DATA TO EXAMINE
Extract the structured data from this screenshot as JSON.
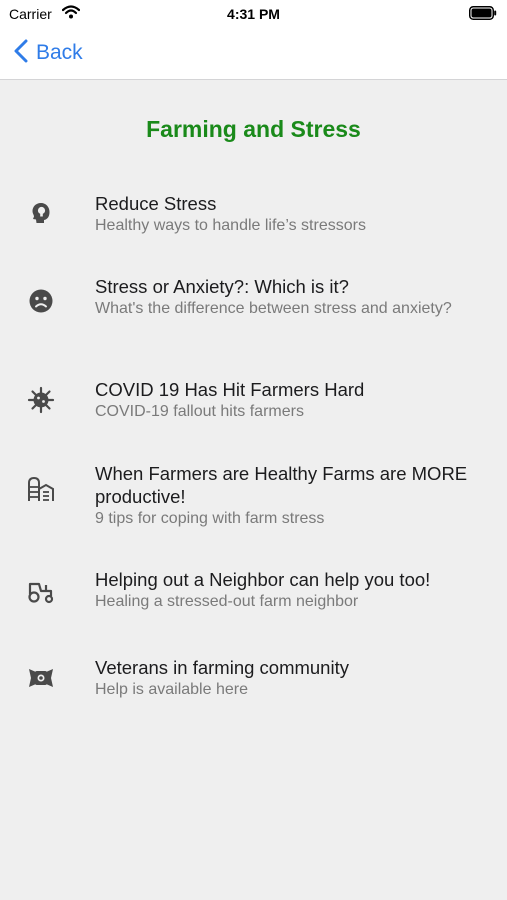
{
  "status_bar": {
    "carrier": "Carrier",
    "time": "4:31 PM"
  },
  "nav": {
    "back_label": "Back",
    "accent_color": "#2f7ce8"
  },
  "page": {
    "title": "Farming and Stress",
    "title_color": "#1a8a1a"
  },
  "items": [
    {
      "title": "Reduce Stress",
      "subtitle": "Healthy ways to handle life’s stressors",
      "icon": "lightbulb-head-icon"
    },
    {
      "title": "Stress or Anxiety?: Which is it?",
      "subtitle": "What's the difference between stress and anxiety?",
      "icon": "frown-face-icon"
    },
    {
      "title": "COVID 19 Has Hit Farmers Hard",
      "subtitle": "COVID-19 fallout hits farmers",
      "icon": "virus-icon"
    },
    {
      "title": "When Farmers are Healthy Farms are MORE productive!",
      "subtitle": "9 tips for coping with farm stress",
      "icon": "barn-silo-icon"
    },
    {
      "title": "Helping out a Neighbor can help you too!",
      "subtitle": "Healing a stressed-out farm neighbor",
      "icon": "tractor-icon"
    },
    {
      "title": "Veterans in farming community",
      "subtitle": "Help is available here",
      "icon": "veteran-emblem-icon"
    }
  ]
}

AIM OF THE EXERCISE
Your task is to output the material word for word while leaving out every image.

EXERCISE RESPONSE
Extract the structured data from this screenshot as JSON.
{
  "status_bar": {
    "carrier": "Carrier",
    "time": "4:31 PM"
  },
  "nav": {
    "back_label": "Back",
    "accent_color": "#2f7ce8"
  },
  "page": {
    "title": "Farming and Stress",
    "title_color": "#1a8a1a"
  },
  "items": [
    {
      "title": "Reduce Stress",
      "subtitle": "Healthy ways to handle life’s stressors",
      "icon": "lightbulb-head-icon"
    },
    {
      "title": "Stress or Anxiety?: Which is it?",
      "subtitle": "What's the difference between stress and anxiety?",
      "icon": "frown-face-icon"
    },
    {
      "title": "COVID 19 Has Hit Farmers Hard",
      "subtitle": "COVID-19 fallout hits farmers",
      "icon": "virus-icon"
    },
    {
      "title": "When Farmers are Healthy Farms are MORE productive!",
      "subtitle": "9 tips for coping with farm stress",
      "icon": "barn-silo-icon"
    },
    {
      "title": "Helping out a Neighbor can help you too!",
      "subtitle": "Healing a stressed-out farm neighbor",
      "icon": "tractor-icon"
    },
    {
      "title": "Veterans in farming community",
      "subtitle": "Help is available here",
      "icon": "veteran-emblem-icon"
    }
  ]
}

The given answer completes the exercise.